GIVEN REQUEST: Every record here should be printed again exactly.

WORKING DATA:
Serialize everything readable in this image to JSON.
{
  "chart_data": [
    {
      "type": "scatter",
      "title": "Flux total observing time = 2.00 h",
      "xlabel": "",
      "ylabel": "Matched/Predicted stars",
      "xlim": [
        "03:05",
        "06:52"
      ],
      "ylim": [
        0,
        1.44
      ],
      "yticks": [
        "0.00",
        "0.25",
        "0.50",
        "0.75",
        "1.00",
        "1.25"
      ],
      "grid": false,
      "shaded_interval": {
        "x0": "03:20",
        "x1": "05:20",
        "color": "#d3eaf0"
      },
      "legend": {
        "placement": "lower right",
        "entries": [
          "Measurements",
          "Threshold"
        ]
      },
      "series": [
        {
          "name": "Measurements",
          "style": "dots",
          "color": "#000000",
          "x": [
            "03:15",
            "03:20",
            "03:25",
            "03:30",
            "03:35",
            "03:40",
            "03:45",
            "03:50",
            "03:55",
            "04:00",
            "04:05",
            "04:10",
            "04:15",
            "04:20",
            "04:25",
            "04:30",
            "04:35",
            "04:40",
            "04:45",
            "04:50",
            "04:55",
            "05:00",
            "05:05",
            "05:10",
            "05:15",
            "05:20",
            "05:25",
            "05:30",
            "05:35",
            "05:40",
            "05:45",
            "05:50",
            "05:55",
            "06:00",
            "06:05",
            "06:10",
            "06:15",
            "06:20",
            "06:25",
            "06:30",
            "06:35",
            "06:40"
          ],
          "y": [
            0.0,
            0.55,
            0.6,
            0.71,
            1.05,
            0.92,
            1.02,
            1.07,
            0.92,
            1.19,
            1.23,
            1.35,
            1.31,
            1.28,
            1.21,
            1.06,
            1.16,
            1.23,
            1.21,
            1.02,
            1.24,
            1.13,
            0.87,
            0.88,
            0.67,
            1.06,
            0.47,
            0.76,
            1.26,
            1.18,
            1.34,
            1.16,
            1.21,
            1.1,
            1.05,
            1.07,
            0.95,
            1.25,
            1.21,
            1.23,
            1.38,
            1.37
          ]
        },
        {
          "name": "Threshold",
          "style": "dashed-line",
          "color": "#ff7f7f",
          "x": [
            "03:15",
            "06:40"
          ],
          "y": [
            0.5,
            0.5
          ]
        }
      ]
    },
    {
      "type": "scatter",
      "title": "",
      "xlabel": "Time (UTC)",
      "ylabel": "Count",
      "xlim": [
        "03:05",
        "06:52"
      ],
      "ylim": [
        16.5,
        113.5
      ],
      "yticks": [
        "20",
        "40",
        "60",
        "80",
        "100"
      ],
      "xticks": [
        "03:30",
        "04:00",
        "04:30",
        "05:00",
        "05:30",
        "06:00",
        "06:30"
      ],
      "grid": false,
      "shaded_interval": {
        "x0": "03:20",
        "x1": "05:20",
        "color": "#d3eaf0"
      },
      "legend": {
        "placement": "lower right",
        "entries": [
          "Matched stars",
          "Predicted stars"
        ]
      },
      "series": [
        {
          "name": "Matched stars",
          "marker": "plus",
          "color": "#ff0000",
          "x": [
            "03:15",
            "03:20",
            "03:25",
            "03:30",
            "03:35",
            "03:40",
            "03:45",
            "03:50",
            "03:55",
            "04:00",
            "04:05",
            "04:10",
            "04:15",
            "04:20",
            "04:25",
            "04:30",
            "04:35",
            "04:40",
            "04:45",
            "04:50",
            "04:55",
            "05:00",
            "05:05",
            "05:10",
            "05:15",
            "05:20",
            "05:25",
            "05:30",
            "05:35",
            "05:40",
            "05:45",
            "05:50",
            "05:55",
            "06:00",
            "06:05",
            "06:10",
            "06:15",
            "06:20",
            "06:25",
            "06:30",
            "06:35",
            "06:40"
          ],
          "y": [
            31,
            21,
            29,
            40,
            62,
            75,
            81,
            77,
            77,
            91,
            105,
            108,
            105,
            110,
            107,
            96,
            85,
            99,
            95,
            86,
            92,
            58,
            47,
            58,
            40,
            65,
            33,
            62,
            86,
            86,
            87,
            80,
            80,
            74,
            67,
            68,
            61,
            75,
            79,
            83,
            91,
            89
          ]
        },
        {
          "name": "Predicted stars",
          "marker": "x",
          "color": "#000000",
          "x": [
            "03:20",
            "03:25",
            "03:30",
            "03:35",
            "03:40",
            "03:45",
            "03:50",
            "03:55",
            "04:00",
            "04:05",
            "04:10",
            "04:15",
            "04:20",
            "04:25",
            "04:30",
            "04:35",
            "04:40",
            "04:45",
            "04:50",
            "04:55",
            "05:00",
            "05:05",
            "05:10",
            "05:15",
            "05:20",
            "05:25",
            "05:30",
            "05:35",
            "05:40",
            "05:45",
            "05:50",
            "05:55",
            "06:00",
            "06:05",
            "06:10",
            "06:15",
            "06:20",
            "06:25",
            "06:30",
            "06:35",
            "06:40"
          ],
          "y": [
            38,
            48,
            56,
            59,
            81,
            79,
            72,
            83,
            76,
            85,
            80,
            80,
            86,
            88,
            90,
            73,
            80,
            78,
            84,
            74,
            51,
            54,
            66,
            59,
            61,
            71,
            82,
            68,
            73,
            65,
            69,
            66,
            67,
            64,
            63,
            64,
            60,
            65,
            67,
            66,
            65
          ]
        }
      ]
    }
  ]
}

RESULT FOR THIS EXERCISE:
Serialize everything readable in this image to JSON.
{
  "chart_data": [
    {
      "type": "scatter",
      "title": "Flux total observing time = 2.00 h",
      "xlabel": "",
      "ylabel": "Matched/Predicted stars",
      "xlim": [
        "03:05",
        "06:52"
      ],
      "ylim": [
        0,
        1.44
      ],
      "yticks": [
        "0.00",
        "0.25",
        "0.50",
        "0.75",
        "1.00",
        "1.25"
      ],
      "grid": false,
      "shaded_interval": {
        "x0": "03:20",
        "x1": "05:20",
        "color": "#d3eaf0"
      },
      "legend": {
        "placement": "lower right",
        "entries": [
          "Measurements",
          "Threshold"
        ]
      },
      "series": [
        {
          "name": "Measurements",
          "style": "dots",
          "color": "#000000",
          "x": [
            "03:15",
            "03:20",
            "03:25",
            "03:30",
            "03:35",
            "03:40",
            "03:45",
            "03:50",
            "03:55",
            "04:00",
            "04:05",
            "04:10",
            "04:15",
            "04:20",
            "04:25",
            "04:30",
            "04:35",
            "04:40",
            "04:45",
            "04:50",
            "04:55",
            "05:00",
            "05:05",
            "05:10",
            "05:15",
            "05:20",
            "05:25",
            "05:30",
            "05:35",
            "05:40",
            "05:45",
            "05:50",
            "05:55",
            "06:00",
            "06:05",
            "06:10",
            "06:15",
            "06:20",
            "06:25",
            "06:30",
            "06:35",
            "06:40"
          ],
          "y": [
            0.0,
            0.55,
            0.6,
            0.71,
            1.05,
            0.92,
            1.02,
            1.07,
            0.92,
            1.19,
            1.23,
            1.35,
            1.31,
            1.28,
            1.21,
            1.06,
            1.16,
            1.23,
            1.21,
            1.02,
            1.24,
            1.13,
            0.87,
            0.88,
            0.67,
            1.06,
            0.47,
            0.76,
            1.26,
            1.18,
            1.34,
            1.16,
            1.21,
            1.1,
            1.05,
            1.07,
            0.95,
            1.25,
            1.21,
            1.23,
            1.38,
            1.37
          ]
        },
        {
          "name": "Threshold",
          "style": "dashed-line",
          "color": "#ff7f7f",
          "x": [
            "03:15",
            "06:40"
          ],
          "y": [
            0.5,
            0.5
          ]
        }
      ]
    },
    {
      "type": "scatter",
      "title": "",
      "xlabel": "Time (UTC)",
      "ylabel": "Count",
      "xlim": [
        "03:05",
        "06:52"
      ],
      "ylim": [
        16.5,
        113.5
      ],
      "yticks": [
        "20",
        "40",
        "60",
        "80",
        "100"
      ],
      "xticks": [
        "03:30",
        "04:00",
        "04:30",
        "05:00",
        "05:30",
        "06:00",
        "06:30"
      ],
      "grid": false,
      "shaded_interval": {
        "x0": "03:20",
        "x1": "05:20",
        "color": "#d3eaf0"
      },
      "legend": {
        "placement": "lower right",
        "entries": [
          "Matched stars",
          "Predicted stars"
        ]
      },
      "series": [
        {
          "name": "Matched stars",
          "marker": "plus",
          "color": "#ff0000",
          "x": [
            "03:15",
            "03:20",
            "03:25",
            "03:30",
            "03:35",
            "03:40",
            "03:45",
            "03:50",
            "03:55",
            "04:00",
            "04:05",
            "04:10",
            "04:15",
            "04:20",
            "04:25",
            "04:30",
            "04:35",
            "04:40",
            "04:45",
            "04:50",
            "04:55",
            "05:00",
            "05:05",
            "05:10",
            "05:15",
            "05:20",
            "05:25",
            "05:30",
            "05:35",
            "05:40",
            "05:45",
            "05:50",
            "05:55",
            "06:00",
            "06:05",
            "06:10",
            "06:15",
            "06:20",
            "06:25",
            "06:30",
            "06:35",
            "06:40"
          ],
          "y": [
            31,
            21,
            29,
            40,
            62,
            75,
            81,
            77,
            77,
            91,
            105,
            108,
            105,
            110,
            107,
            96,
            85,
            99,
            95,
            86,
            92,
            58,
            47,
            58,
            40,
            65,
            33,
            62,
            86,
            86,
            87,
            80,
            80,
            74,
            67,
            68,
            61,
            75,
            79,
            83,
            91,
            89
          ]
        },
        {
          "name": "Predicted stars",
          "marker": "x",
          "color": "#000000",
          "x": [
            "03:20",
            "03:25",
            "03:30",
            "03:35",
            "03:40",
            "03:45",
            "03:50",
            "03:55",
            "04:00",
            "04:05",
            "04:10",
            "04:15",
            "04:20",
            "04:25",
            "04:30",
            "04:35",
            "04:40",
            "04:45",
            "04:50",
            "04:55",
            "05:00",
            "05:05",
            "05:10",
            "05:15",
            "05:20",
            "05:25",
            "05:30",
            "05:35",
            "05:40",
            "05:45",
            "05:50",
            "05:55",
            "06:00",
            "06:05",
            "06:10",
            "06:15",
            "06:20",
            "06:25",
            "06:30",
            "06:35",
            "06:40"
          ],
          "y": [
            38,
            48,
            56,
            59,
            81,
            79,
            72,
            83,
            76,
            85,
            80,
            80,
            86,
            88,
            90,
            73,
            80,
            78,
            84,
            74,
            51,
            54,
            66,
            59,
            61,
            71,
            82,
            68,
            73,
            65,
            69,
            66,
            67,
            64,
            63,
            64,
            60,
            65,
            67,
            66,
            65
          ]
        }
      ]
    }
  ]
}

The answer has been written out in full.